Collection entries
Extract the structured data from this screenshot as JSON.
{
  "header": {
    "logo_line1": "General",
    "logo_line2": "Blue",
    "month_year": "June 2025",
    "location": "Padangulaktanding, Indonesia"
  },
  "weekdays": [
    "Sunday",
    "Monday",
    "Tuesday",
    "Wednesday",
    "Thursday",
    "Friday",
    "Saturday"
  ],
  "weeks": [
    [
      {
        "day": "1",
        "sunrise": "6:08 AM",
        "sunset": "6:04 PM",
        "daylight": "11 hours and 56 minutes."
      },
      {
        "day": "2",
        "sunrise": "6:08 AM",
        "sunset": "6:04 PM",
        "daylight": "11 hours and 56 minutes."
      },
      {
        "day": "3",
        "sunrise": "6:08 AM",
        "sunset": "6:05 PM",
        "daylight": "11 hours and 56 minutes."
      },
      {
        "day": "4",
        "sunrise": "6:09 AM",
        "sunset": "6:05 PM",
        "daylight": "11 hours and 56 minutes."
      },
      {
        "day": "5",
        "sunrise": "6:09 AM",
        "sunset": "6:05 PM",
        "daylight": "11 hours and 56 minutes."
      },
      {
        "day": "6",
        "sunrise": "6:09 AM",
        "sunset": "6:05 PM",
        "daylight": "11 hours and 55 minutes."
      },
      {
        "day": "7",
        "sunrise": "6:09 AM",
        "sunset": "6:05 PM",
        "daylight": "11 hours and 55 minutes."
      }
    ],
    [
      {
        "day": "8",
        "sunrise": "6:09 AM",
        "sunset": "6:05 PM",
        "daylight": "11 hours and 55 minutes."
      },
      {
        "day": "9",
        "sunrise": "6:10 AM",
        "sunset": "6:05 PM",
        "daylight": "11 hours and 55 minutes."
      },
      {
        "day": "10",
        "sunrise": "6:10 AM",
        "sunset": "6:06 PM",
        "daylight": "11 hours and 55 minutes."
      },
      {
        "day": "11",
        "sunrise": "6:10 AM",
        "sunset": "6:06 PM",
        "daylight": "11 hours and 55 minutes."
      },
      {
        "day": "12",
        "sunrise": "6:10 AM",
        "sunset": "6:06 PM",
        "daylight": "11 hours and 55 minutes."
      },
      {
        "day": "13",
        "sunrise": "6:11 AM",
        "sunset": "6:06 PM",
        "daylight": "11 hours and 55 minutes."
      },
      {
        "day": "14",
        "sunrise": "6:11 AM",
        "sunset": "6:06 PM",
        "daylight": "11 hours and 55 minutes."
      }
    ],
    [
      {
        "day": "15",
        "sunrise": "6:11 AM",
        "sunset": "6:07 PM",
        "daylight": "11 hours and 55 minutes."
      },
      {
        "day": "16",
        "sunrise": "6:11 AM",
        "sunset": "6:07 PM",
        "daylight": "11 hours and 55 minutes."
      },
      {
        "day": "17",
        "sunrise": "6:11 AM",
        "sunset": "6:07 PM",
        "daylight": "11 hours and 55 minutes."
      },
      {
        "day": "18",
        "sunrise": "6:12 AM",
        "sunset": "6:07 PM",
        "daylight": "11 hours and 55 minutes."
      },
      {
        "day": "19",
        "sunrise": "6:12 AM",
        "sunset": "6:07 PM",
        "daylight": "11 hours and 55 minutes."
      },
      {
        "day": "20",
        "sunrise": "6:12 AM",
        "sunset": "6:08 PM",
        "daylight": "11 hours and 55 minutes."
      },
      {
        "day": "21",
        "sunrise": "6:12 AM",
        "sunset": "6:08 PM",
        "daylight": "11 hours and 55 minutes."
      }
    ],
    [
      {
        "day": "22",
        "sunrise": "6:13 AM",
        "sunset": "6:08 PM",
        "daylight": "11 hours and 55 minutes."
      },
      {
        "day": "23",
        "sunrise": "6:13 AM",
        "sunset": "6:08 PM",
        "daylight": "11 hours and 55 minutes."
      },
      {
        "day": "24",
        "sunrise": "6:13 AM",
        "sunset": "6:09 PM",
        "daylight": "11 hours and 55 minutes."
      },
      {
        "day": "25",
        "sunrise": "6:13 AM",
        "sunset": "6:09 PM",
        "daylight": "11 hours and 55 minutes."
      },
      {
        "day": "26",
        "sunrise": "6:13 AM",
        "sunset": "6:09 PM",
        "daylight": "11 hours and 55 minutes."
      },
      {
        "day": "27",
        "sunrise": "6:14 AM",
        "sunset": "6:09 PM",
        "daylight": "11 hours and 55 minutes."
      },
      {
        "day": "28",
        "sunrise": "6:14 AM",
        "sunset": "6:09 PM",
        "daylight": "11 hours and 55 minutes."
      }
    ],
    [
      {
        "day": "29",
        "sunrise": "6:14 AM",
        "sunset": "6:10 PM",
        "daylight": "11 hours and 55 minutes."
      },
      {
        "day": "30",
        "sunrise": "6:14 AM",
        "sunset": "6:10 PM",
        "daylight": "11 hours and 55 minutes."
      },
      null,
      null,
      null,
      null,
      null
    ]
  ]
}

GIVEN EXERCISE:
Give the listing above again, word for word.

EXERCISE OUTPUT:
Extract the structured data from this screenshot as JSON.
{
  "header": {
    "logo_line1": "General",
    "logo_line2": "Blue",
    "month_year": "June 2025",
    "location": "Padangulaktanding, Indonesia"
  },
  "weekdays": [
    "Sunday",
    "Monday",
    "Tuesday",
    "Wednesday",
    "Thursday",
    "Friday",
    "Saturday"
  ],
  "weeks": [
    [
      {
        "day": "1",
        "sunrise": "6:08 AM",
        "sunset": "6:04 PM",
        "daylight": "11 hours and 56 minutes."
      },
      {
        "day": "2",
        "sunrise": "6:08 AM",
        "sunset": "6:04 PM",
        "daylight": "11 hours and 56 minutes."
      },
      {
        "day": "3",
        "sunrise": "6:08 AM",
        "sunset": "6:05 PM",
        "daylight": "11 hours and 56 minutes."
      },
      {
        "day": "4",
        "sunrise": "6:09 AM",
        "sunset": "6:05 PM",
        "daylight": "11 hours and 56 minutes."
      },
      {
        "day": "5",
        "sunrise": "6:09 AM",
        "sunset": "6:05 PM",
        "daylight": "11 hours and 56 minutes."
      },
      {
        "day": "6",
        "sunrise": "6:09 AM",
        "sunset": "6:05 PM",
        "daylight": "11 hours and 55 minutes."
      },
      {
        "day": "7",
        "sunrise": "6:09 AM",
        "sunset": "6:05 PM",
        "daylight": "11 hours and 55 minutes."
      }
    ],
    [
      {
        "day": "8",
        "sunrise": "6:09 AM",
        "sunset": "6:05 PM",
        "daylight": "11 hours and 55 minutes."
      },
      {
        "day": "9",
        "sunrise": "6:10 AM",
        "sunset": "6:05 PM",
        "daylight": "11 hours and 55 minutes."
      },
      {
        "day": "10",
        "sunrise": "6:10 AM",
        "sunset": "6:06 PM",
        "daylight": "11 hours and 55 minutes."
      },
      {
        "day": "11",
        "sunrise": "6:10 AM",
        "sunset": "6:06 PM",
        "daylight": "11 hours and 55 minutes."
      },
      {
        "day": "12",
        "sunrise": "6:10 AM",
        "sunset": "6:06 PM",
        "daylight": "11 hours and 55 minutes."
      },
      {
        "day": "13",
        "sunrise": "6:11 AM",
        "sunset": "6:06 PM",
        "daylight": "11 hours and 55 minutes."
      },
      {
        "day": "14",
        "sunrise": "6:11 AM",
        "sunset": "6:06 PM",
        "daylight": "11 hours and 55 minutes."
      }
    ],
    [
      {
        "day": "15",
        "sunrise": "6:11 AM",
        "sunset": "6:07 PM",
        "daylight": "11 hours and 55 minutes."
      },
      {
        "day": "16",
        "sunrise": "6:11 AM",
        "sunset": "6:07 PM",
        "daylight": "11 hours and 55 minutes."
      },
      {
        "day": "17",
        "sunrise": "6:11 AM",
        "sunset": "6:07 PM",
        "daylight": "11 hours and 55 minutes."
      },
      {
        "day": "18",
        "sunrise": "6:12 AM",
        "sunset": "6:07 PM",
        "daylight": "11 hours and 55 minutes."
      },
      {
        "day": "19",
        "sunrise": "6:12 AM",
        "sunset": "6:07 PM",
        "daylight": "11 hours and 55 minutes."
      },
      {
        "day": "20",
        "sunrise": "6:12 AM",
        "sunset": "6:08 PM",
        "daylight": "11 hours and 55 minutes."
      },
      {
        "day": "21",
        "sunrise": "6:12 AM",
        "sunset": "6:08 PM",
        "daylight": "11 hours and 55 minutes."
      }
    ],
    [
      {
        "day": "22",
        "sunrise": "6:13 AM",
        "sunset": "6:08 PM",
        "daylight": "11 hours and 55 minutes."
      },
      {
        "day": "23",
        "sunrise": "6:13 AM",
        "sunset": "6:08 PM",
        "daylight": "11 hours and 55 minutes."
      },
      {
        "day": "24",
        "sunrise": "6:13 AM",
        "sunset": "6:09 PM",
        "daylight": "11 hours and 55 minutes."
      },
      {
        "day": "25",
        "sunrise": "6:13 AM",
        "sunset": "6:09 PM",
        "daylight": "11 hours and 55 minutes."
      },
      {
        "day": "26",
        "sunrise": "6:13 AM",
        "sunset": "6:09 PM",
        "daylight": "11 hours and 55 minutes."
      },
      {
        "day": "27",
        "sunrise": "6:14 AM",
        "sunset": "6:09 PM",
        "daylight": "11 hours and 55 minutes."
      },
      {
        "day": "28",
        "sunrise": "6:14 AM",
        "sunset": "6:09 PM",
        "daylight": "11 hours and 55 minutes."
      }
    ],
    [
      {
        "day": "29",
        "sunrise": "6:14 AM",
        "sunset": "6:10 PM",
        "daylight": "11 hours and 55 minutes."
      },
      {
        "day": "30",
        "sunrise": "6:14 AM",
        "sunset": "6:10 PM",
        "daylight": "11 hours and 55 minutes."
      },
      null,
      null,
      null,
      null,
      null
    ]
  ]
}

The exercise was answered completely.